▶ Requirement
Work out how many lines have "picture" in them. Give only that number.

☆ ☆ ☆

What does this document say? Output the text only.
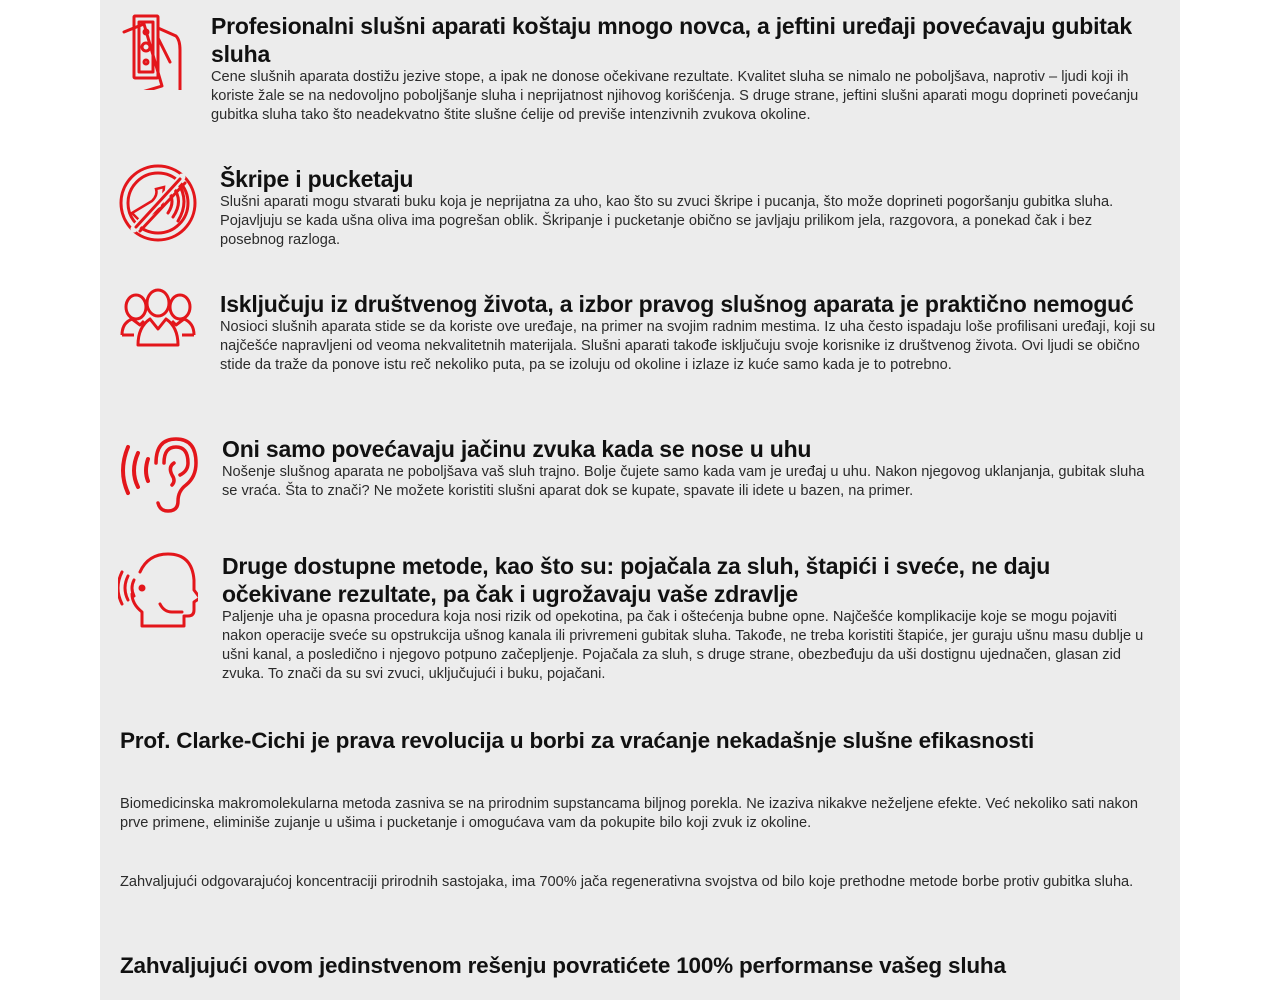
Profesionalni slušni aparati koštaju mnogo novca, a jeftini uređaji povećavaju gubitak sluha

Cene slušnih aparata dostižu jezive stope, a ipak ne donose očekivane rezultate. Kvalitet sluha se nimalo ne poboljšava, naprotiv – ljudi koji ih koriste žale se na nedovoljno poboljšanje sluha i neprijatnost njihovog korišćenja. S druge strane, jeftini slušni aparati mogu doprineti povećanju gubitka sluha tako što neadekvatno štite slušne ćelije od previše intenzivnih zvukova okoline.

Škripe i pucketaju

Slušni aparati mogu stvarati buku koja je neprijatna za uho, kao što su zvuci škripe i pucanja, što može doprineti pogoršanju gubitka sluha. Pojavljuju se kada ušna oliva ima pogrešan oblik. Škripanje i pucketanje obično se javljaju prilikom jela, razgovora, a ponekad čak i bez posebnog razloga.

Isključuju iz društvenog života, a izbor pravog slušnog aparata je praktično nemoguć

Nosioci slušnih aparata stide se da koriste ove uređaje, na primer na svojim radnim mestima. Iz uha često ispadaju loše profilisani uređaji, koji su najčešće napravljeni od veoma nekvalitetnih materijala. Slušni aparati takođe isključuju svoje korisnike iz društvenog života. Ovi ljudi se obično stide da traže da ponove istu reč nekoliko puta, pa se izoluju od okoline i izlaze iz kuće samo kada je to potrebno.

Oni samo povećavaju jačinu zvuka kada se nose u uhu

Nošenje slušnog aparata ne poboljšava vaš sluh trajno. Bolje čujete samo kada vam je uređaj u uhu. Nakon njegovog uklanjanja, gubitak sluha se vraća. Šta to znači? Ne možete koristiti slušni aparat dok se kupate, spavate ili idete u bazen, na primer.

Druge dostupne metode, kao što su: pojačala za sluh, štapići i sveće, ne daju očekivane rezultate, pa čak i ugrožavaju vaše zdravlje

Paljenje uha je opasna procedura koja nosi rizik od opekotina, pa čak i oštećenja bubne opne. Najčešće komplikacije koje se mogu pojaviti nakon operacije sveće su opstrukcija ušnog kanala ili privremeni gubitak sluha. Takođe, ne treba koristiti štapiće, jer guraju ušnu masu dublje u ušni kanal, a posledično i njegovo potpuno začepljenje. Pojačala za sluh, s druge strane, obezbeđuju da uši dostignu ujednačen, glasan zid zvuka. To znači da su svi zvuci, uključujući i buku, pojačani.

Prof. Clarke-Cichi je prava revolucija u borbi za vraćanje nekadašnje slušne efikasnosti

Biomedicinska makromolekularna metoda zasniva se na prirodnim supstancama biljnog porekla. Ne izaziva nikakve neželjene efekte. Već nekoliko sati nakon prve primene, eliminiše zujanje u ušima i pucketanje i omogućava vam da pokupite bilo koji zvuk iz okoline.

Zahvaljujući odgovarajućoj koncentraciji prirodnih sastojaka, ima 700% jača regenerativna svojstva od bilo koje prethodne metode borbe protiv gubitka sluha.

Zahvaljujući ovom jedinstvenom rešenju povratićete 100% performanse vašeg sluha
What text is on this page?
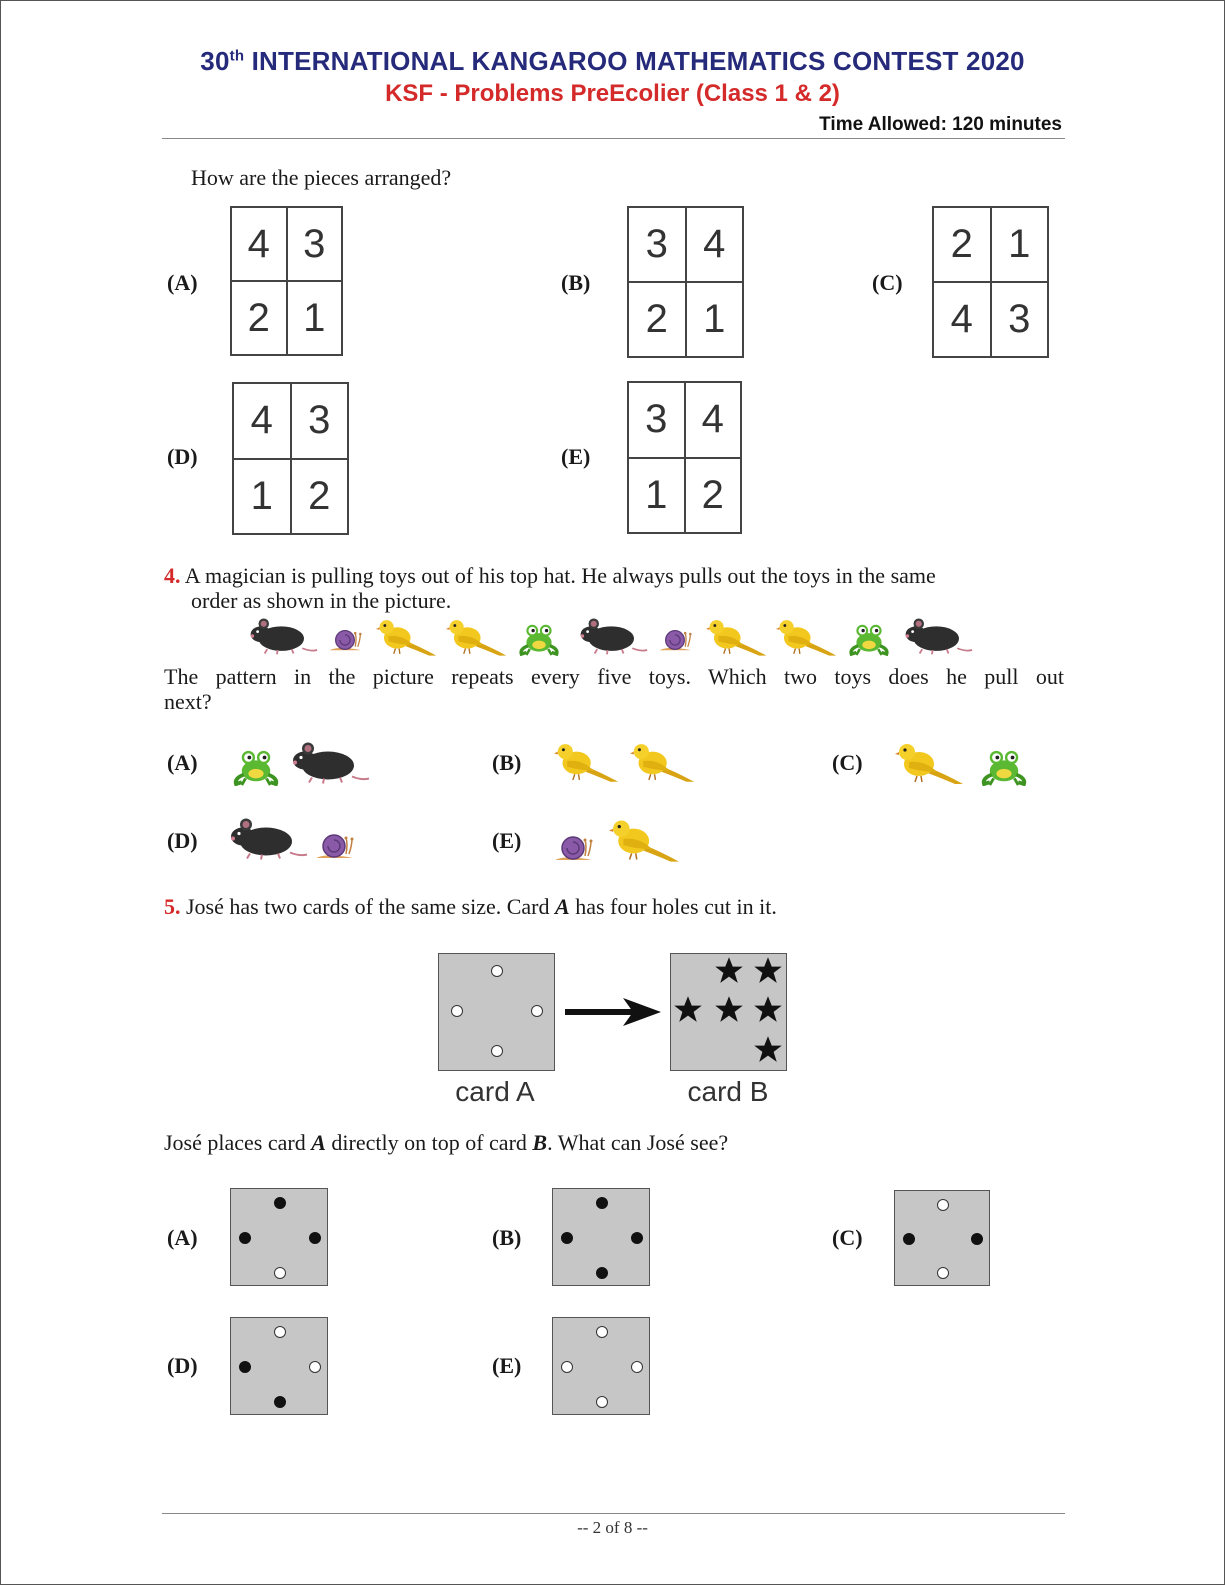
30th INTERNATIONAL KANGAROO MATHEMATICS CONTEST 2020
KSF - Problems PreEcolier (Class 1 & 2)
Time Allowed: 120 minutes
How are the pieces arranged?
(A)
4 3
2 1
(B)
3 4
2 1
(C)
2 1
4 3
(D)
4 3
1 2
(E)
3 4
1 2
4. A magician is pulling toys out of his top hat. He always pulls out the toys in the same
order as shown in the picture.
The pattern in the picture repeats every five toys. Which two toys does he pull out
next?
(A)	(B)	(C)
(D)	(E)
5. José has two cards of the same size. Card A has four holes cut in it.
card A	card B
José places card A directly on top of card B. What can José see?
(A)	(B)	(C)
(D)	(E)
-- 2 of 8 --
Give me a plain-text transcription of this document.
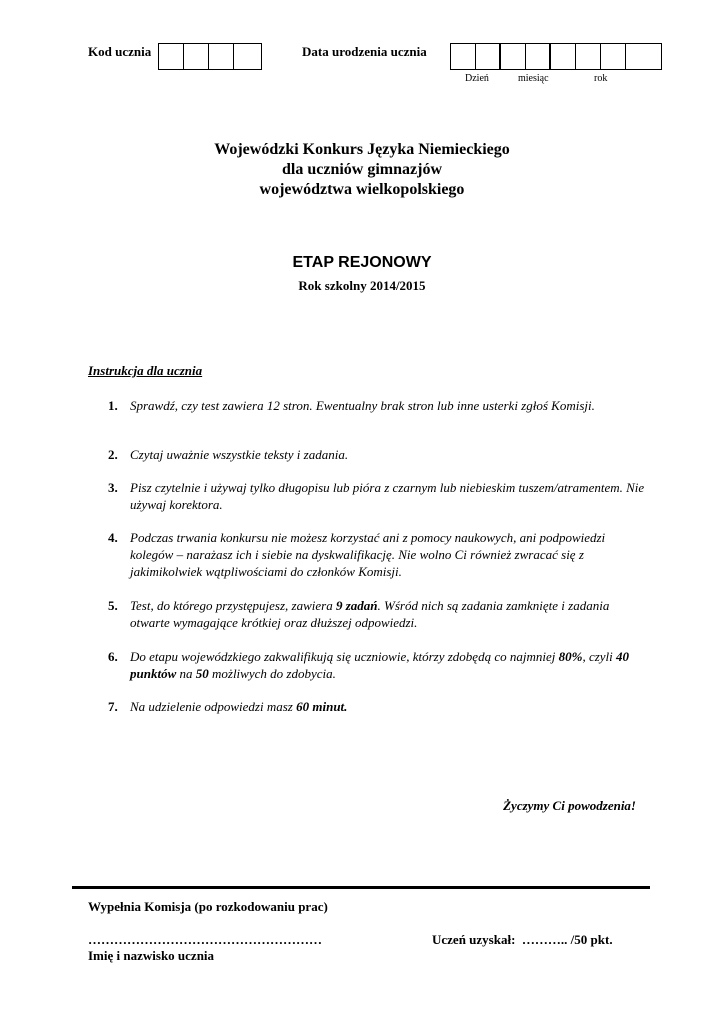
Kod ucznia	Data urodzenia ucznia
Dzień	miesiąc	rok
Wojewódzki Konkurs Języka Niemieckiego
dla uczniów gimnazjów
województwa wielkopolskiego
ETAP REJONOWY
Rok szkolny 2014/2015
Instrukcja dla ucznia
1. Sprawdź, czy test zawiera 12 stron. Ewentualny brak stron lub inne usterki zgłoś Komisji.
2. Czytaj uważnie wszystkie teksty i zadania.
3. Pisz czytelnie i używaj tylko długopisu lub pióra z czarnym lub niebieskim tuszem/atramentem. Nie używaj korektora.
4. Podczas trwania konkursu nie możesz korzystać ani z pomocy naukowych, ani podpowiedzi kolegów – narażasz ich i siebie na dyskwalifikację. Nie wolno Ci również zwracać się z jakimikolwiek wątpliwościami do członków Komisji.
5. Test, do którego przystępujesz, zawiera 9 zadań. Wśród nich są zadania zamknięte i zadania otwarte wymagające krótkiej oraz dłuższej odpowiedzi.
6. Do etapu wojewódzkiego zakwalifikują się uczniowie, którzy zdobędą co najmniej 80%, czyli 40 punktów na 50 możliwych do zdobycia.
7. Na udzielenie odpowiedzi masz 60 minut.
Życzymy Ci powodzenia!
Wypełnia Komisja (po rozkodowaniu prac)
………………………………………………	Uczeń uzyskał: ……….. /50 pkt.
Imię i nazwisko ucznia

☆ ☆ ☆

▶ Right answer
2